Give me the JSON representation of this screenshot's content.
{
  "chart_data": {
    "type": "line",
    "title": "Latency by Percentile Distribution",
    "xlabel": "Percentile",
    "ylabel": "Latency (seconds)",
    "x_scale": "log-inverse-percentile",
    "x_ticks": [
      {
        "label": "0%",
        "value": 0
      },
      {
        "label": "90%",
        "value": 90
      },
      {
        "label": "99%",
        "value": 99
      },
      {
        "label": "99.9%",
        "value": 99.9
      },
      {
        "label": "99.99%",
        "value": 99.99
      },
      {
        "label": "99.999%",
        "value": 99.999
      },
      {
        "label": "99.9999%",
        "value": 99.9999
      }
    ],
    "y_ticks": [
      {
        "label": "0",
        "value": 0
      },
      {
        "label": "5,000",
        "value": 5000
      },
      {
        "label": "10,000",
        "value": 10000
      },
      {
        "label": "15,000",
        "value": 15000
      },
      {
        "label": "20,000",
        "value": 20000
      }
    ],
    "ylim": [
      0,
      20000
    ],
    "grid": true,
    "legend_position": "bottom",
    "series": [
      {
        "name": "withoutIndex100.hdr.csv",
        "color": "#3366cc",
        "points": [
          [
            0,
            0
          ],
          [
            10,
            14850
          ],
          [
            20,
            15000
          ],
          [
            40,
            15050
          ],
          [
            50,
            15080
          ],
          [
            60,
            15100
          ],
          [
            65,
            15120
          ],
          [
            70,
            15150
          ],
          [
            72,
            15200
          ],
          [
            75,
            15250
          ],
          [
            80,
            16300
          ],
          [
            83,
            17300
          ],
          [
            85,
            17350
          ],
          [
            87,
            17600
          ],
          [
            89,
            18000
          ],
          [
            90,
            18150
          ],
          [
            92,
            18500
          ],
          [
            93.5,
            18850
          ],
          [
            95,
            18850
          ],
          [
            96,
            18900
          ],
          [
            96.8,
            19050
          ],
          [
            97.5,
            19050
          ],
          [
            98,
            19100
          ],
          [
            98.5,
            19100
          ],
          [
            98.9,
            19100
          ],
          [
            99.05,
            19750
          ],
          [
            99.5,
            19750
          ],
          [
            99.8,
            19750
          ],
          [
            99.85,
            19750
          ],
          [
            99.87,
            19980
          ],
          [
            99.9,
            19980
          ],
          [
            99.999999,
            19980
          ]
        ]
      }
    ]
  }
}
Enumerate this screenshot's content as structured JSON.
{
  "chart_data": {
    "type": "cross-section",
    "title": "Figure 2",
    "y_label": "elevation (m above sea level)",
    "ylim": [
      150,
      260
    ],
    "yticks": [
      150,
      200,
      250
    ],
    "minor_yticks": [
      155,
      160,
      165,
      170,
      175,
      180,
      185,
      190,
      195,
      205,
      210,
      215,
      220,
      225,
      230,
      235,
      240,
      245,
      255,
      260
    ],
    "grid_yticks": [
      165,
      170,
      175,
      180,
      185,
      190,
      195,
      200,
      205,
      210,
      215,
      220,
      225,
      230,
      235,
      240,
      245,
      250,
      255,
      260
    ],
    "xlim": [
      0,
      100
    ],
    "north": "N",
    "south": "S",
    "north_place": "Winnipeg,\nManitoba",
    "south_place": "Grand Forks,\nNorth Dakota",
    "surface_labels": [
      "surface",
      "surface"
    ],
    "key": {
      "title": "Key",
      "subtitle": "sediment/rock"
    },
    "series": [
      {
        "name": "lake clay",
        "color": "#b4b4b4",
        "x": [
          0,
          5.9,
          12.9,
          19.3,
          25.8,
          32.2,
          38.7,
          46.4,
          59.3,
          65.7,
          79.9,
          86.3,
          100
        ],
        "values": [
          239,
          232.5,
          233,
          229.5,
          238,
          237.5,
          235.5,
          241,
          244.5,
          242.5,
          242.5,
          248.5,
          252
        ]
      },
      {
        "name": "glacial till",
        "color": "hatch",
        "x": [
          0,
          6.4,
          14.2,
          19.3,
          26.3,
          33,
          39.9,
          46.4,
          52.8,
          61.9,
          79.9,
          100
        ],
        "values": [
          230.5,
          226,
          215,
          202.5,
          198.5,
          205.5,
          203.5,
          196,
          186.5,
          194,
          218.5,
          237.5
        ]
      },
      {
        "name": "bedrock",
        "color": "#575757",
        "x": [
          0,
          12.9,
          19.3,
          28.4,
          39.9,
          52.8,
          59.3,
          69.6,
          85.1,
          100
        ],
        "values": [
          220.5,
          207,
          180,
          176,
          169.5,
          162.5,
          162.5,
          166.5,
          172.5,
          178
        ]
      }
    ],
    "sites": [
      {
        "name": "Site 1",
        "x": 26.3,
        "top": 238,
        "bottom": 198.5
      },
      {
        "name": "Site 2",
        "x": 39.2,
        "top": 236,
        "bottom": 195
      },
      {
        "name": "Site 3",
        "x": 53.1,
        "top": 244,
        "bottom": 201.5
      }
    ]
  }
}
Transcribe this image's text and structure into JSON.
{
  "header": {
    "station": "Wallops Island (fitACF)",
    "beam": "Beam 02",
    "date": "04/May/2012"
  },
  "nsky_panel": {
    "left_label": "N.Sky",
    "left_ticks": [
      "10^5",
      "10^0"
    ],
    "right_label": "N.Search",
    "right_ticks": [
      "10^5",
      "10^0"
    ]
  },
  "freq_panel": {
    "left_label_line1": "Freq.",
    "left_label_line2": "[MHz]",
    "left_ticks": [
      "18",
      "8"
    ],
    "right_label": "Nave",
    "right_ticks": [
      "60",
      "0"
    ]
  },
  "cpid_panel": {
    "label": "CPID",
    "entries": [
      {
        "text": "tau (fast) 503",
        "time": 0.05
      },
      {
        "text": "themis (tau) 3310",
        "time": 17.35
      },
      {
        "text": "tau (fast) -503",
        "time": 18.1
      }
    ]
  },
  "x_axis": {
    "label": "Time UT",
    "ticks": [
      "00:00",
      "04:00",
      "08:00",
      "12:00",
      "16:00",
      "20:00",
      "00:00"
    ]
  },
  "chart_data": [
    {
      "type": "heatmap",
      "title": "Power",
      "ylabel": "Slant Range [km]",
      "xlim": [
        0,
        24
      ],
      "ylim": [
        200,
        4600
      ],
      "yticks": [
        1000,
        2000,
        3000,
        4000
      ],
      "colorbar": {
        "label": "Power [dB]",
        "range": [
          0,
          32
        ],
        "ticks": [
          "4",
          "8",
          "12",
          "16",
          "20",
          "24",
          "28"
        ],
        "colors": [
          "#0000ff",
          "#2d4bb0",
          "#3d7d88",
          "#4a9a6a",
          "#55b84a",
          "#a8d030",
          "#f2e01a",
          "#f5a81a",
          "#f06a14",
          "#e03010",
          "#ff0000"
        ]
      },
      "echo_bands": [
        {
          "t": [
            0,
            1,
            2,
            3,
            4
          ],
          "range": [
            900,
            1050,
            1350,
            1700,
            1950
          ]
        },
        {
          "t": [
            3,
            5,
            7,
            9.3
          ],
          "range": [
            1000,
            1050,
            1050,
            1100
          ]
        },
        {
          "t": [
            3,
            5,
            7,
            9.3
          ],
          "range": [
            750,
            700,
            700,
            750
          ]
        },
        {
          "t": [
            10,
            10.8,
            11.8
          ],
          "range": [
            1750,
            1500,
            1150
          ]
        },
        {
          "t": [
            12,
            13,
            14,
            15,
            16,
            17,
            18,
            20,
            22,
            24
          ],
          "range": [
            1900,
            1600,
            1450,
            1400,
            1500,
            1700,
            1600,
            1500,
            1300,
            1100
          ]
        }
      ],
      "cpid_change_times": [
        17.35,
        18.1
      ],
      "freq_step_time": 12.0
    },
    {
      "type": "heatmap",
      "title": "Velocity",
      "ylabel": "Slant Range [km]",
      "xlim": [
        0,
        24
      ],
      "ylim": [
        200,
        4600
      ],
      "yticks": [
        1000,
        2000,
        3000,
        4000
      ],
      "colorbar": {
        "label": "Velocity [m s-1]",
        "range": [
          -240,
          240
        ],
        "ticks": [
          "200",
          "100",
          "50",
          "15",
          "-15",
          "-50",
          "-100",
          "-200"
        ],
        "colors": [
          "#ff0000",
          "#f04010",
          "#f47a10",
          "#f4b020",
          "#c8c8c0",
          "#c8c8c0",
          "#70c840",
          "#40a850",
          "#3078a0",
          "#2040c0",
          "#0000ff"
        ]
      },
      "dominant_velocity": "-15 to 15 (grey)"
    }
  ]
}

======

Tell how many lines contain the word "type", using only the number.

4